- **Exercise requirements**: Keep every line where the word "sports" appears; drop the rest.

- **Supplied information**:

========

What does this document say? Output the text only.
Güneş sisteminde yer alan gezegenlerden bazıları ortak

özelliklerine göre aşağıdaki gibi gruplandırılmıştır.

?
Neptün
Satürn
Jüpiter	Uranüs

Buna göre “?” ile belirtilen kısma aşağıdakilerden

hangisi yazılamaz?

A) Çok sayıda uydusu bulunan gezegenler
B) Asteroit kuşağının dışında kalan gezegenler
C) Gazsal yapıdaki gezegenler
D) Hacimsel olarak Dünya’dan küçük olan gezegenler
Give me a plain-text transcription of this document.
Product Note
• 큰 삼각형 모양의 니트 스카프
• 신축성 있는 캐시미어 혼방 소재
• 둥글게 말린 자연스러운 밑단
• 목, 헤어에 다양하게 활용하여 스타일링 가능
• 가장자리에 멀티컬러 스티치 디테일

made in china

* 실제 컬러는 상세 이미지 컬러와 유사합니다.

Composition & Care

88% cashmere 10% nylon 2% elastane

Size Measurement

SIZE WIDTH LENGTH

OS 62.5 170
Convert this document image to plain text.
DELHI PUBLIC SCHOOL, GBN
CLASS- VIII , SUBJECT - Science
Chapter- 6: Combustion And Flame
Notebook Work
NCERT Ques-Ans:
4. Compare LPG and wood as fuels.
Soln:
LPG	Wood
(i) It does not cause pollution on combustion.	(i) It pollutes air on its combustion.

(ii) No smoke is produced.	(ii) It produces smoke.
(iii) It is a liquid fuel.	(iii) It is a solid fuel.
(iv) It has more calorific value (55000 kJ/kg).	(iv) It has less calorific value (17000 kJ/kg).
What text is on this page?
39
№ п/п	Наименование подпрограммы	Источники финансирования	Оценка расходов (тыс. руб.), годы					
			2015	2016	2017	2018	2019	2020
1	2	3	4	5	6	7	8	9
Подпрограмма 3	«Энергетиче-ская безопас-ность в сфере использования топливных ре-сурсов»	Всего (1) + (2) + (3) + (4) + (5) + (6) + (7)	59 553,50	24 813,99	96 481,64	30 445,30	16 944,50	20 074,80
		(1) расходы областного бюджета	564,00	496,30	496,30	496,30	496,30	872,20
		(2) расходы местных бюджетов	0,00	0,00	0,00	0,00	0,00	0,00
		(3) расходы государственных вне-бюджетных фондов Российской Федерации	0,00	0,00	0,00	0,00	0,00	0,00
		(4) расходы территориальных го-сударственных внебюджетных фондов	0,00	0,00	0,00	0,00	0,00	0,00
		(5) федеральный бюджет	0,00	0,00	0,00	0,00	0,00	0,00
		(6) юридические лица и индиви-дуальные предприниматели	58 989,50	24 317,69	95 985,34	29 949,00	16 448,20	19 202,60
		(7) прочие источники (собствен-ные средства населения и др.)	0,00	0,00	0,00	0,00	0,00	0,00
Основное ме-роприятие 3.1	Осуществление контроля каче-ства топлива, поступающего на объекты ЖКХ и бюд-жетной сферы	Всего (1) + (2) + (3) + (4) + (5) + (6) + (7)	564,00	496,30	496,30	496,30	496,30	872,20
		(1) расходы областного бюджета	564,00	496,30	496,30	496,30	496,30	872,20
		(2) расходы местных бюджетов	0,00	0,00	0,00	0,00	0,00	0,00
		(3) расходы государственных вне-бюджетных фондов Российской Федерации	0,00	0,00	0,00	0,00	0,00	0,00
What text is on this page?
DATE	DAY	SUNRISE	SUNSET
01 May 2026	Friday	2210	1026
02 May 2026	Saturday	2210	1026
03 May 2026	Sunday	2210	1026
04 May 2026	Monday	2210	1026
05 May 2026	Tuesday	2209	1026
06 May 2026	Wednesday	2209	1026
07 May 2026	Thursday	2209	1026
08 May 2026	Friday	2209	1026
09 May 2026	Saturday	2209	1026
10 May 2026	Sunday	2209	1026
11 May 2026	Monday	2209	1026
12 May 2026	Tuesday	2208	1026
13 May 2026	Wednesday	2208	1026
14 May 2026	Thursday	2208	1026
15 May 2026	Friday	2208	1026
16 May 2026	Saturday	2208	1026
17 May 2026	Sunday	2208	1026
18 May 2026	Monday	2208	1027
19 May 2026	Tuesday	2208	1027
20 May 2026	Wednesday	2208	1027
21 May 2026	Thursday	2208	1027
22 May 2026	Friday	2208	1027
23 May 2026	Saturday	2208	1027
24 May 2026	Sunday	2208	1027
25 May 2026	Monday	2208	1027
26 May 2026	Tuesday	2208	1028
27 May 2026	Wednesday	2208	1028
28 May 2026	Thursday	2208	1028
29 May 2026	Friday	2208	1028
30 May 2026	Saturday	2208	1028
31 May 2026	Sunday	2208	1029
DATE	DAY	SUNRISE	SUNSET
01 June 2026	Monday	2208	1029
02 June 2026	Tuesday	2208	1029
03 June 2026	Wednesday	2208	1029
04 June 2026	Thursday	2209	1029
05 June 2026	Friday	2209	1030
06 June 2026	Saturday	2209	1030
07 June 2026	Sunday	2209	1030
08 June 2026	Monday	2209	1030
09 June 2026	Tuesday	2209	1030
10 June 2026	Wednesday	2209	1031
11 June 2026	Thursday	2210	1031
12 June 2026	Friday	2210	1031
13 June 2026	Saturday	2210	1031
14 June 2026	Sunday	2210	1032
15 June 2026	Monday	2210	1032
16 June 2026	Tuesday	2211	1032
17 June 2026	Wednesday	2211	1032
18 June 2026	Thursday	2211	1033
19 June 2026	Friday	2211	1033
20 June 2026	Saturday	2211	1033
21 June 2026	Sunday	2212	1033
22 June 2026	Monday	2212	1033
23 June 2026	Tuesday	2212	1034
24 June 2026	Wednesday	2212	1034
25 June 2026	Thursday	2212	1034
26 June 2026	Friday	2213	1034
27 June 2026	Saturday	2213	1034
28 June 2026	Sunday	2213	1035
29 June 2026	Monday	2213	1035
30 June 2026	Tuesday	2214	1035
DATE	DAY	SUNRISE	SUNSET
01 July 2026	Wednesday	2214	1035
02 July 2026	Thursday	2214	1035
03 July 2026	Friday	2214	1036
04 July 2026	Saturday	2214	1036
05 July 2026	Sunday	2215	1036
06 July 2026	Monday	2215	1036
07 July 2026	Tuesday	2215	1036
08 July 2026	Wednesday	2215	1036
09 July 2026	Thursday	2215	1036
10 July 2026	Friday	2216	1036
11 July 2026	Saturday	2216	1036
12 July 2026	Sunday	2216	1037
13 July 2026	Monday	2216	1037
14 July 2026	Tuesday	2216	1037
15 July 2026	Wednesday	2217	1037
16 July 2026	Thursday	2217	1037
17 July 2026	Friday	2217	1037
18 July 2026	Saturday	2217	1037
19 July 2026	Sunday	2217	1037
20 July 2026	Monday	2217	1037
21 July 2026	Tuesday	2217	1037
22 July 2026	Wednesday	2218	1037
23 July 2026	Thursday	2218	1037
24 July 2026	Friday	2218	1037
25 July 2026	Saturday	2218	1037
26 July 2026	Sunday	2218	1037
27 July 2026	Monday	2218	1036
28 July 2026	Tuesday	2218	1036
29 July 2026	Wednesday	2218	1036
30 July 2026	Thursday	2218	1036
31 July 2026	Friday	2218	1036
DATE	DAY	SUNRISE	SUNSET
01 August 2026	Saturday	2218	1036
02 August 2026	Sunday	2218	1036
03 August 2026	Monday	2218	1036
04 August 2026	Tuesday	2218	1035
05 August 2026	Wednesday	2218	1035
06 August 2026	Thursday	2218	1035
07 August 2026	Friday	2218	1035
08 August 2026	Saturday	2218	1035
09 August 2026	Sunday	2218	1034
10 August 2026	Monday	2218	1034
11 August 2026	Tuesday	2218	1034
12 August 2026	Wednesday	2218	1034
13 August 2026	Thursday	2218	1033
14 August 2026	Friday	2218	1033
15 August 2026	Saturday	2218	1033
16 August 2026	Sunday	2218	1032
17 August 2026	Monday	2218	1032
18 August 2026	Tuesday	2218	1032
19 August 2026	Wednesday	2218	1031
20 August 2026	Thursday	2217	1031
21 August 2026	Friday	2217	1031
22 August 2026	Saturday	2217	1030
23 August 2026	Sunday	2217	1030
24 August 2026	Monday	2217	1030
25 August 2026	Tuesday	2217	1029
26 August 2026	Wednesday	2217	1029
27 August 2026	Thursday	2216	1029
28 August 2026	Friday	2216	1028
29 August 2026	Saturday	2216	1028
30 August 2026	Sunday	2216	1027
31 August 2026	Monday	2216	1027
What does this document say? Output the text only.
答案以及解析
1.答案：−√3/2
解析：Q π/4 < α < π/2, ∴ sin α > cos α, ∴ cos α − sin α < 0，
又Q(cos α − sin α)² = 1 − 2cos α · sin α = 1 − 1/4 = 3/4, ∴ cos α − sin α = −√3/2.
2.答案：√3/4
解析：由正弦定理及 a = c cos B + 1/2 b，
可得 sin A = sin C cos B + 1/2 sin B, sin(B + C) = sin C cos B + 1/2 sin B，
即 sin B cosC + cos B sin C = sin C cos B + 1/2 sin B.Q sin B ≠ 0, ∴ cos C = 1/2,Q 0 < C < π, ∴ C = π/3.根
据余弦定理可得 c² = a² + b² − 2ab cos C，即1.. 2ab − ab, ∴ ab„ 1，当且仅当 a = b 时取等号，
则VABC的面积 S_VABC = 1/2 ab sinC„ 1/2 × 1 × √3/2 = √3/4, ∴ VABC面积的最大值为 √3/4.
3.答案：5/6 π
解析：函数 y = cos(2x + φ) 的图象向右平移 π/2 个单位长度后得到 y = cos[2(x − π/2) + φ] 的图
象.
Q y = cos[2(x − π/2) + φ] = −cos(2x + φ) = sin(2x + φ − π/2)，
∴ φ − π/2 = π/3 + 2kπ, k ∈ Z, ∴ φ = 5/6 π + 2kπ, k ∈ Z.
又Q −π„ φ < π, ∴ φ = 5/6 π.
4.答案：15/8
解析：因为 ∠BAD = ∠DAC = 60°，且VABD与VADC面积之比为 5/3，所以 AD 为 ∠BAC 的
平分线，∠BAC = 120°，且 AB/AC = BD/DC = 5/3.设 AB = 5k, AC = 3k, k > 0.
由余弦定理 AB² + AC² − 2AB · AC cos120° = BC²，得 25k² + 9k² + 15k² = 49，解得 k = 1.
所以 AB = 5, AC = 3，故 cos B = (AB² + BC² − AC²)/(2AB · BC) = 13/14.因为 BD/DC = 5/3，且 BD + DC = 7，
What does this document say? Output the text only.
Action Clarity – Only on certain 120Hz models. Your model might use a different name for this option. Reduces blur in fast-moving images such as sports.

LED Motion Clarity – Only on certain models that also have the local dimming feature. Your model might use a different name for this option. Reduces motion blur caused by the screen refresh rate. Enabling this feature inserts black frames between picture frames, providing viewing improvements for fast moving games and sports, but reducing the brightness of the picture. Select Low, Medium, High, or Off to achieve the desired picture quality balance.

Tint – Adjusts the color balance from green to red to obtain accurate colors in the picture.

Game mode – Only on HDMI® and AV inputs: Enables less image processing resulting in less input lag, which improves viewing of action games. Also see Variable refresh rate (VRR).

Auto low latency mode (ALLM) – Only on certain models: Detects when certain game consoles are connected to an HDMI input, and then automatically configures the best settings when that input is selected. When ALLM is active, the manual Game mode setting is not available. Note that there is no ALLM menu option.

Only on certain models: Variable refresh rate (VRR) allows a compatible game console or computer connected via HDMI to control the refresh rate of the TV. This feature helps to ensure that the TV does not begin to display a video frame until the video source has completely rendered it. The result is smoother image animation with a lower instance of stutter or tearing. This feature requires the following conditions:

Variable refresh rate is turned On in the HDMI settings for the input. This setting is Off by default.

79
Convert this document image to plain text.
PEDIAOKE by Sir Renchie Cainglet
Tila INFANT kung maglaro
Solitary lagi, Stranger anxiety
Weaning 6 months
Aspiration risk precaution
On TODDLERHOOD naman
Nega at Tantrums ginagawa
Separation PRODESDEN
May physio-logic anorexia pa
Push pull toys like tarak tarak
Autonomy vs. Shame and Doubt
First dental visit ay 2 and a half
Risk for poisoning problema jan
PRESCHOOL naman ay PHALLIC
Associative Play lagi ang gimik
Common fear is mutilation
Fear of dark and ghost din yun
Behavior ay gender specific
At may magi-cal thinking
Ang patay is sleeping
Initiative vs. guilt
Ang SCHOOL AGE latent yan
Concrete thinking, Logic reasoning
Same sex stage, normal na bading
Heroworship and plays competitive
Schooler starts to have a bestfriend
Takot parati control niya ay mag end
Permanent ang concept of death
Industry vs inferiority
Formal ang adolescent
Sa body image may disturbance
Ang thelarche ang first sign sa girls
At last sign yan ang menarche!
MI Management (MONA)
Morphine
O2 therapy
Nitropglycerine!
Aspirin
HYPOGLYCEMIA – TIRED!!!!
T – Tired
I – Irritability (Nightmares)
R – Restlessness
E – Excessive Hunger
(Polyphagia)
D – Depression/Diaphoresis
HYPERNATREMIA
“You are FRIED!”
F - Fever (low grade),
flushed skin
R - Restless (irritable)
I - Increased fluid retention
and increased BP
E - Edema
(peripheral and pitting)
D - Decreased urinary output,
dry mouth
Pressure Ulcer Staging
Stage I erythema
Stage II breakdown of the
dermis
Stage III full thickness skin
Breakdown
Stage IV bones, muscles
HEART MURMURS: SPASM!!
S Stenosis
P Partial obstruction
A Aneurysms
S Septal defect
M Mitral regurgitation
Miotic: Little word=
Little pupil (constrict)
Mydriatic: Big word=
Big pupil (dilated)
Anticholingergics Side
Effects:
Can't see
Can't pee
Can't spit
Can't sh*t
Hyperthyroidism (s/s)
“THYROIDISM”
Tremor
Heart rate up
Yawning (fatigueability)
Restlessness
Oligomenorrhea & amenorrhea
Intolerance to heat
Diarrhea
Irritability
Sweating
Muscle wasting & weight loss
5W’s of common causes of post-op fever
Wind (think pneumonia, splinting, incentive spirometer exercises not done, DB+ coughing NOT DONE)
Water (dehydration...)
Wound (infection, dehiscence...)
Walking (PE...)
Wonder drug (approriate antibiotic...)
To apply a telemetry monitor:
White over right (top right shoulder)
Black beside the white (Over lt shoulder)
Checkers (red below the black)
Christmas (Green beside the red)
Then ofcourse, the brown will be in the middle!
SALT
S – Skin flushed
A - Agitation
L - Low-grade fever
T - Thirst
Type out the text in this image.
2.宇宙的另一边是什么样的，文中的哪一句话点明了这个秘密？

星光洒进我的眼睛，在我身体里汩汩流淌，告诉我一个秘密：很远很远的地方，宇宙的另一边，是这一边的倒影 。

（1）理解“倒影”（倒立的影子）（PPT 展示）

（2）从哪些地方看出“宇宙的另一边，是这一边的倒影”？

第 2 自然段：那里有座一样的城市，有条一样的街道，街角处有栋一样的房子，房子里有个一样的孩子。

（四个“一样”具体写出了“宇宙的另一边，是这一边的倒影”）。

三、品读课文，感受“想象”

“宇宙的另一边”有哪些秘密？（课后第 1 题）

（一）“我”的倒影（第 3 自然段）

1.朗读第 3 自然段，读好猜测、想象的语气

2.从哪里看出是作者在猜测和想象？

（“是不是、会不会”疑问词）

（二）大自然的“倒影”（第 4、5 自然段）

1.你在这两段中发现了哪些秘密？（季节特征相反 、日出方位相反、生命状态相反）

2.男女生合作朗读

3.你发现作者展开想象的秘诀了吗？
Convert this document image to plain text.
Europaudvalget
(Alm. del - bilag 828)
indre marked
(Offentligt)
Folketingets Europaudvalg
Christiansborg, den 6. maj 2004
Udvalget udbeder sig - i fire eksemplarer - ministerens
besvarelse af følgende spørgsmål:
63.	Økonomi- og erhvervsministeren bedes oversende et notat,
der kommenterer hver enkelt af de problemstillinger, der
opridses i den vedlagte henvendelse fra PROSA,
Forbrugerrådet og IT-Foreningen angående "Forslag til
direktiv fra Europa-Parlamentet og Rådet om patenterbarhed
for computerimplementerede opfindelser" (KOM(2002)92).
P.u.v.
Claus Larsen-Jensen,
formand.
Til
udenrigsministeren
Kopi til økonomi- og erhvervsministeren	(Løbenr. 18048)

========

- **Result**:
Action Clarity – Only on certain 120Hz models. Your model might use a different name for this option. Reduces blur in fast-moving images such as sports.
LED Motion Clarity – Only on certain models that also have the local dimming feature. Your model might use a different name for this option. Reduces motion blur caused by the screen refresh rate. Enabling this feature inserts black frames between picture frames, providing viewing improvements for fast moving games and sports, but reducing the brightness of the picture. Select Low, Medium, High, or Off to achieve the desired picture quality balance.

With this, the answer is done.